Figure data in JSON

++++

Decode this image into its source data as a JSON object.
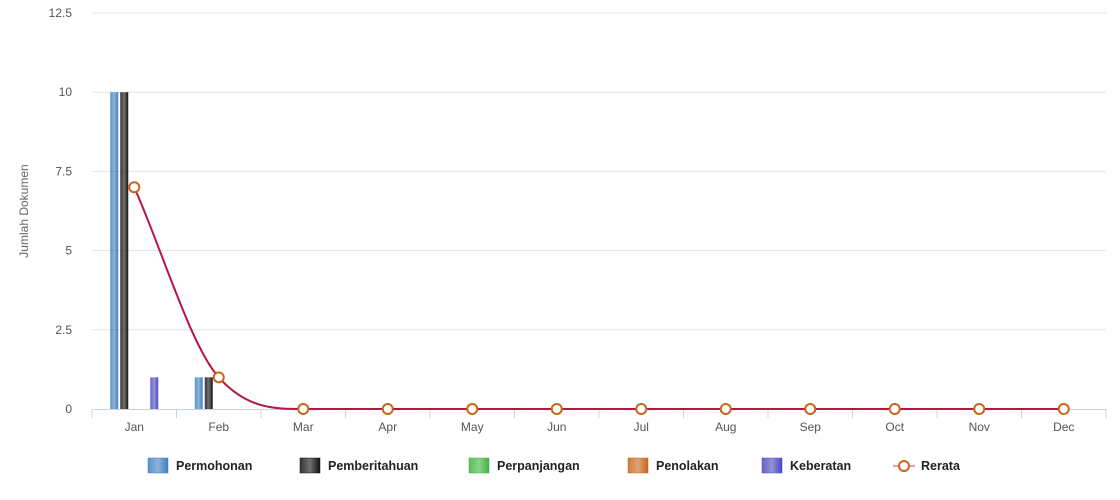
{
  "chart_data": {
    "type": "bar",
    "title": "",
    "xlabel": "",
    "ylabel": "Jumlah Dokumen",
    "ylim": [
      0,
      12.5
    ],
    "yticks": [
      "0",
      "2.5",
      "5",
      "7.5",
      "10",
      "12.5"
    ],
    "grid": true,
    "legend_position": "bottom",
    "categories": [
      "Jan",
      "Feb",
      "Mar",
      "Apr",
      "May",
      "Jun",
      "Jul",
      "Aug",
      "Sep",
      "Oct",
      "Nov",
      "Dec"
    ],
    "series": [
      {
        "name": "Permohonan",
        "type": "bar",
        "color": "#3f7fc0",
        "values": [
          10,
          1,
          0,
          0,
          0,
          0,
          0,
          0,
          0,
          0,
          0,
          0
        ]
      },
      {
        "name": "Pemberitahuan",
        "type": "bar",
        "color": "#111111",
        "values": [
          10,
          1,
          0,
          0,
          0,
          0,
          0,
          0,
          0,
          0,
          0,
          0
        ]
      },
      {
        "name": "Perpanjangan",
        "type": "bar",
        "color": "#3fb33f",
        "values": [
          0,
          0,
          0,
          0,
          0,
          0,
          0,
          0,
          0,
          0,
          0,
          0
        ]
      },
      {
        "name": "Penolakan",
        "type": "bar",
        "color": "#c8651e",
        "values": [
          0,
          0,
          0,
          0,
          0,
          0,
          0,
          0,
          0,
          0,
          0,
          0
        ]
      },
      {
        "name": "Keberatan",
        "type": "bar",
        "color": "#4a48c0",
        "values": [
          1,
          0,
          0,
          0,
          0,
          0,
          0,
          0,
          0,
          0,
          0,
          0
        ]
      },
      {
        "name": "Rerata",
        "type": "line",
        "color": "#b5173f",
        "marker_color": "#c8651e",
        "values": [
          7,
          1,
          0,
          0,
          0,
          0,
          0,
          0,
          0,
          0,
          0,
          0
        ]
      }
    ]
  }
}
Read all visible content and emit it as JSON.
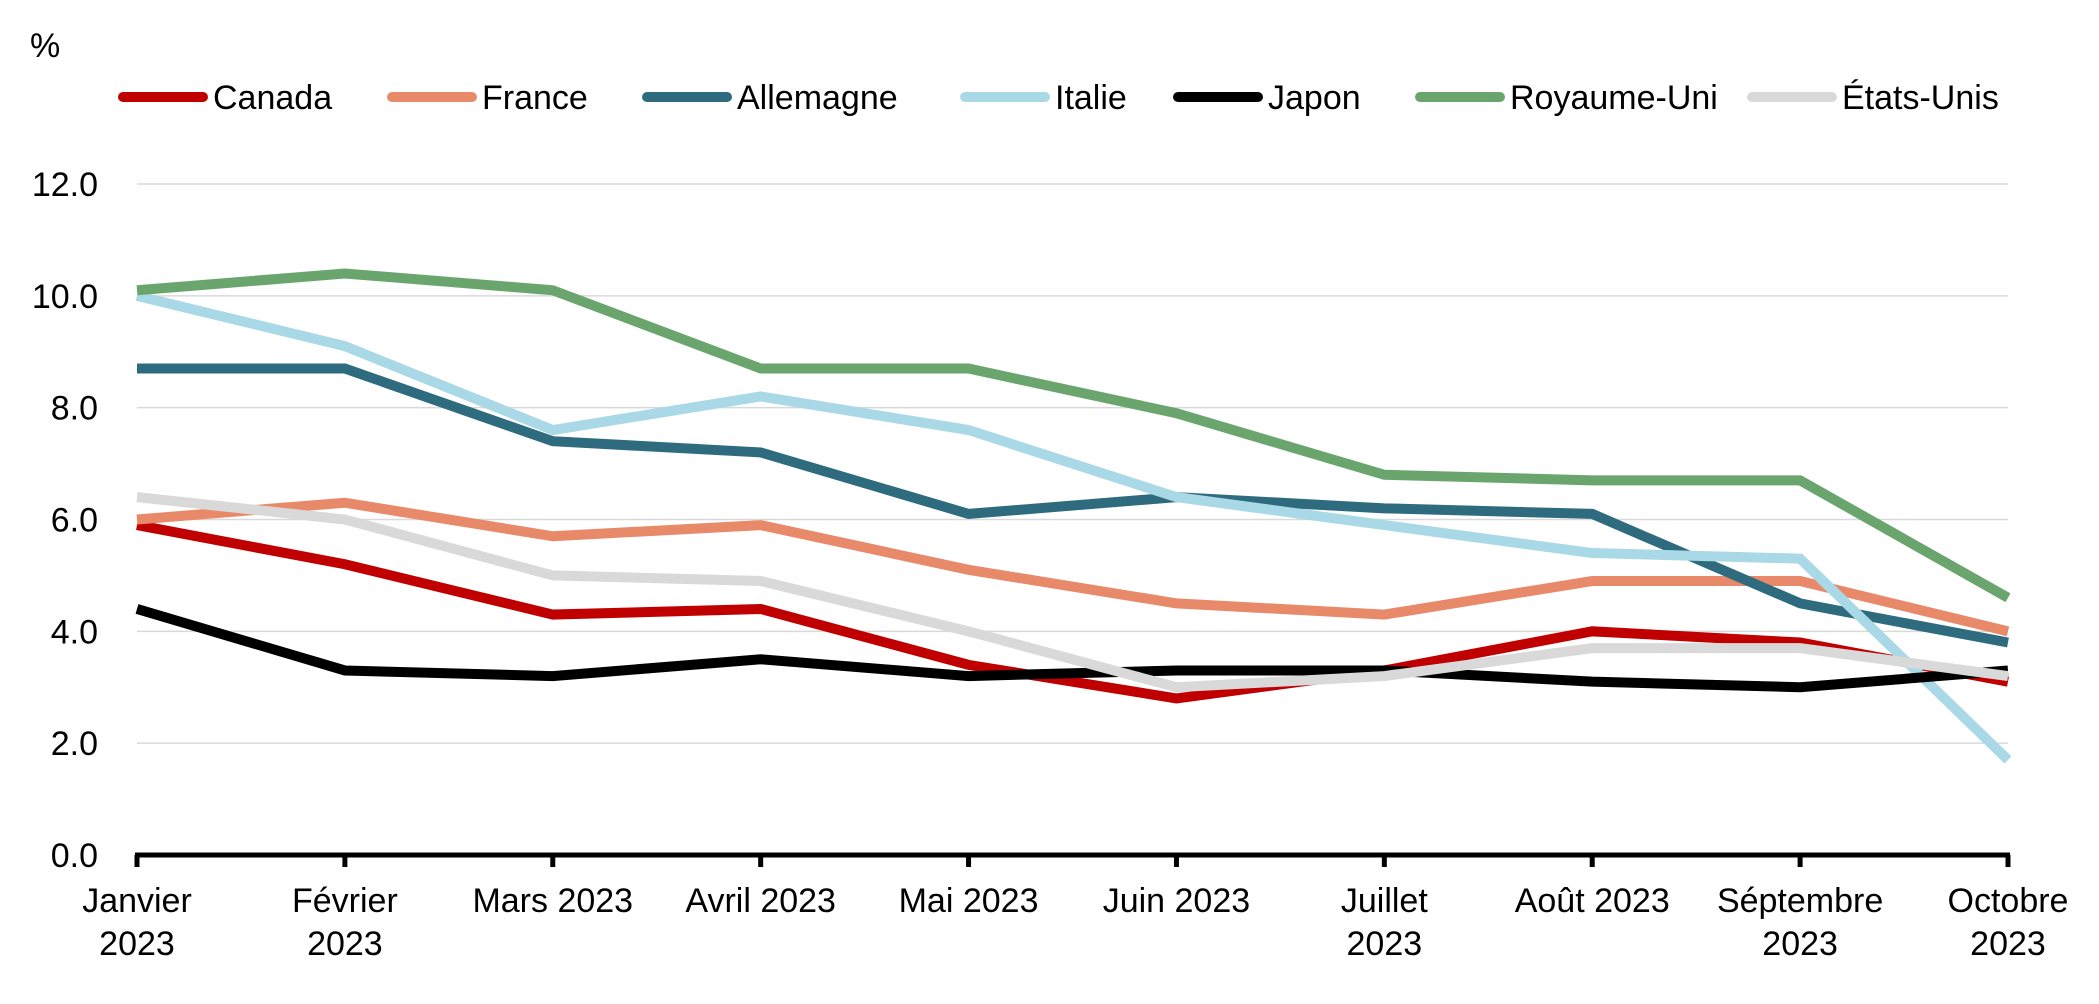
{
  "chart_data": {
    "type": "line",
    "ylabel": "%",
    "ylim": [
      0,
      12
    ],
    "ytick_values": [
      0,
      2,
      4,
      6,
      8,
      10,
      12
    ],
    "ytick_labels": [
      "0.0",
      "2.0",
      "4.0",
      "6.0",
      "8.0",
      "10.0",
      "12.0"
    ],
    "categories": [
      [
        "Janvier",
        "2023"
      ],
      [
        "Février",
        "2023"
      ],
      [
        "Mars 2023"
      ],
      [
        "Avril 2023"
      ],
      [
        "Mai 2023"
      ],
      [
        "Juin 2023"
      ],
      [
        "Juillet",
        "2023"
      ],
      [
        "Août 2023"
      ],
      [
        "Séptembre",
        "2023"
      ],
      [
        "Octobre",
        "2023"
      ]
    ],
    "grid": true,
    "legend_position": "top",
    "series": [
      {
        "name": "Canada",
        "color": "#c00000",
        "values": [
          5.9,
          5.2,
          4.3,
          4.4,
          3.4,
          2.8,
          3.3,
          4.0,
          3.8,
          3.1
        ]
      },
      {
        "name": "France",
        "color": "#e8896a",
        "values": [
          6.0,
          6.3,
          5.7,
          5.9,
          5.1,
          4.5,
          4.3,
          4.9,
          4.9,
          4.0
        ]
      },
      {
        "name": "Allemagne",
        "color": "#2e6b7e",
        "values": [
          8.7,
          8.7,
          7.4,
          7.2,
          6.1,
          6.4,
          6.2,
          6.1,
          4.5,
          3.8
        ]
      },
      {
        "name": "Italie",
        "color": "#a9d8e6",
        "values": [
          10.0,
          9.1,
          7.6,
          8.2,
          7.6,
          6.4,
          5.9,
          5.4,
          5.3,
          1.7
        ]
      },
      {
        "name": "Japon",
        "color": "#000000",
        "values": [
          4.4,
          3.3,
          3.2,
          3.5,
          3.2,
          3.3,
          3.3,
          3.1,
          3.0,
          3.3
        ]
      },
      {
        "name": "Royaume-Uni",
        "color": "#6aa56e",
        "values": [
          10.1,
          10.4,
          10.1,
          8.7,
          8.7,
          7.9,
          6.8,
          6.7,
          6.7,
          4.6
        ]
      },
      {
        "name": "États-Unis",
        "color": "#d9d9d9",
        "values": [
          6.4,
          6.0,
          5.0,
          4.9,
          4.0,
          3.0,
          3.2,
          3.7,
          3.7,
          3.2
        ]
      }
    ]
  }
}
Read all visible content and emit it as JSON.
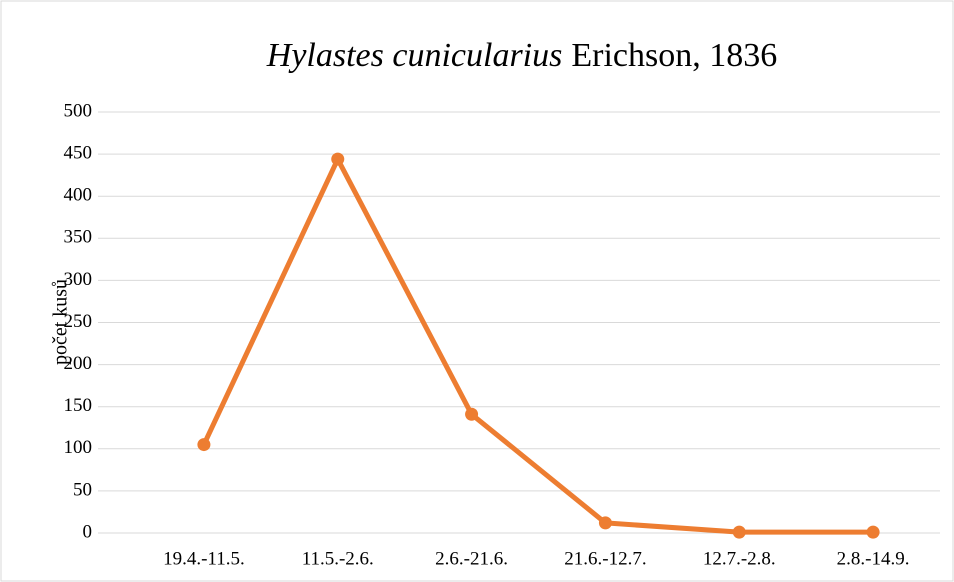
{
  "chart_data": {
    "type": "line",
    "title": {
      "species": "Hylastes cunicularius",
      "author": "Erichson, 1836"
    },
    "ylabel": "počet kusů",
    "categories": [
      "19.4.-11.5.",
      "11.5.-2.6.",
      "2.6.-21.6.",
      "21.6.-12.7.",
      "12.7.-2.8.",
      "2.8.-14.9."
    ],
    "series": [
      {
        "name": "Hylastes cunicularius",
        "color": "#ed7d31",
        "values": [
          105,
          444,
          141,
          12,
          1,
          1
        ]
      }
    ],
    "ylim": [
      0,
      500
    ],
    "yticks": [
      0,
      50,
      100,
      150,
      200,
      250,
      300,
      350,
      400,
      450,
      500
    ],
    "grid": true
  }
}
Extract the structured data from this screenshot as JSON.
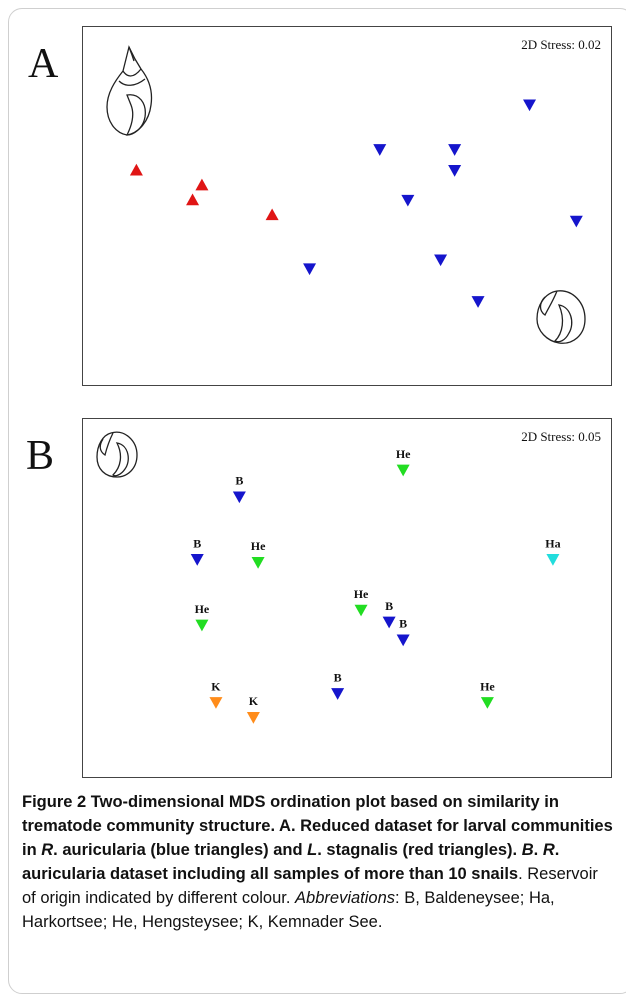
{
  "figure": {
    "panel_a": {
      "letter": "A",
      "stress_label": "2D Stress: 0.02",
      "chart_data": {
        "type": "scatter",
        "title": "",
        "xlabel": "",
        "ylabel": "",
        "grid": false,
        "series": [
          {
            "points": [
              {
                "x": 0.05,
                "y": 0.62,
                "marker": "up-triangle",
                "color": "#e01515"
              },
              {
                "x": 0.19,
                "y": 0.57,
                "marker": "up-triangle",
                "color": "#e01515"
              },
              {
                "x": 0.17,
                "y": 0.52,
                "marker": "up-triangle",
                "color": "#e01515"
              },
              {
                "x": 0.34,
                "y": 0.47,
                "marker": "up-triangle",
                "color": "#e01515"
              }
            ]
          },
          {
            "points": [
              {
                "x": 0.89,
                "y": 0.84,
                "marker": "down-triangle",
                "color": "#1515cc"
              },
              {
                "x": 0.57,
                "y": 0.69,
                "marker": "down-triangle",
                "color": "#1515cc"
              },
              {
                "x": 0.73,
                "y": 0.69,
                "marker": "down-triangle",
                "color": "#1515cc"
              },
              {
                "x": 0.73,
                "y": 0.62,
                "marker": "down-triangle",
                "color": "#1515cc"
              },
              {
                "x": 0.63,
                "y": 0.52,
                "marker": "down-triangle",
                "color": "#1515cc"
              },
              {
                "x": 0.99,
                "y": 0.45,
                "marker": "down-triangle",
                "color": "#1515cc"
              },
              {
                "x": 0.7,
                "y": 0.32,
                "marker": "down-triangle",
                "color": "#1515cc"
              },
              {
                "x": 0.42,
                "y": 0.29,
                "marker": "down-triangle",
                "color": "#1515cc"
              },
              {
                "x": 0.78,
                "y": 0.18,
                "marker": "down-triangle",
                "color": "#1515cc"
              }
            ]
          }
        ],
        "icons": [
          "snail-shell-icon",
          "snail-shell-icon"
        ]
      }
    },
    "panel_b": {
      "letter": "B",
      "stress_label": "2D Stress: 0.05",
      "chart_data": {
        "type": "scatter",
        "title": "",
        "xlabel": "",
        "ylabel": "",
        "grid": false,
        "points": [
          {
            "label": "He",
            "x": 0.62,
            "y": 0.93,
            "color": "#22dd22"
          },
          {
            "label": "B",
            "x": 0.27,
            "y": 0.84,
            "color": "#1515cc"
          },
          {
            "label": "B",
            "x": 0.18,
            "y": 0.63,
            "color": "#1515cc"
          },
          {
            "label": "He",
            "x": 0.31,
            "y": 0.62,
            "color": "#22dd22"
          },
          {
            "label": "Ha",
            "x": 0.94,
            "y": 0.63,
            "color": "#22dddd"
          },
          {
            "label": "He",
            "x": 0.53,
            "y": 0.46,
            "color": "#22dd22"
          },
          {
            "label": "He",
            "x": 0.19,
            "y": 0.41,
            "color": "#22dd22"
          },
          {
            "label": "B",
            "x": 0.59,
            "y": 0.42,
            "color": "#1515cc"
          },
          {
            "label": "B",
            "x": 0.62,
            "y": 0.36,
            "color": "#1515cc"
          },
          {
            "label": "B",
            "x": 0.48,
            "y": 0.18,
            "color": "#1515cc"
          },
          {
            "label": "K",
            "x": 0.22,
            "y": 0.15,
            "color": "#ff8c1a"
          },
          {
            "label": "K",
            "x": 0.3,
            "y": 0.1,
            "color": "#ff8c1a"
          },
          {
            "label": "He",
            "x": 0.8,
            "y": 0.15,
            "color": "#22dd22"
          }
        ],
        "icons": [
          "snail-shell-icon"
        ]
      }
    }
  },
  "caption": {
    "label": "Figure 2",
    "title_part1": " Two-dimensional MDS ordination plot based on similarity in trematode community structure. A. Reduced dataset for larval communities in ",
    "r_genus": "R",
    "title_part2": ". auricularia (blue triangles) and ",
    "l_genus": "L",
    "title_part3": ". stagnalis (red triangles). ",
    "b_label": "B",
    "title_part4": ". ",
    "r2_genus": "R",
    "title_part5": ". auricularia dataset including all samples of more than 10 snails",
    "body": ". Reservoir of origin indicated by different colour. ",
    "abbrev_label": "Abbreviations",
    "abbrev_text": ": B, Baldeneysee; Ha, Harkortsee; He, Hengsteysee; K, Kemnader See."
  }
}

++++

• What to work on:
Extract every line containing the string "Stress" from the material.

• Answer for the task:
      "stress_label": "2D Stress: 0.02",
      "stress_label": "2D Stress: 0.05",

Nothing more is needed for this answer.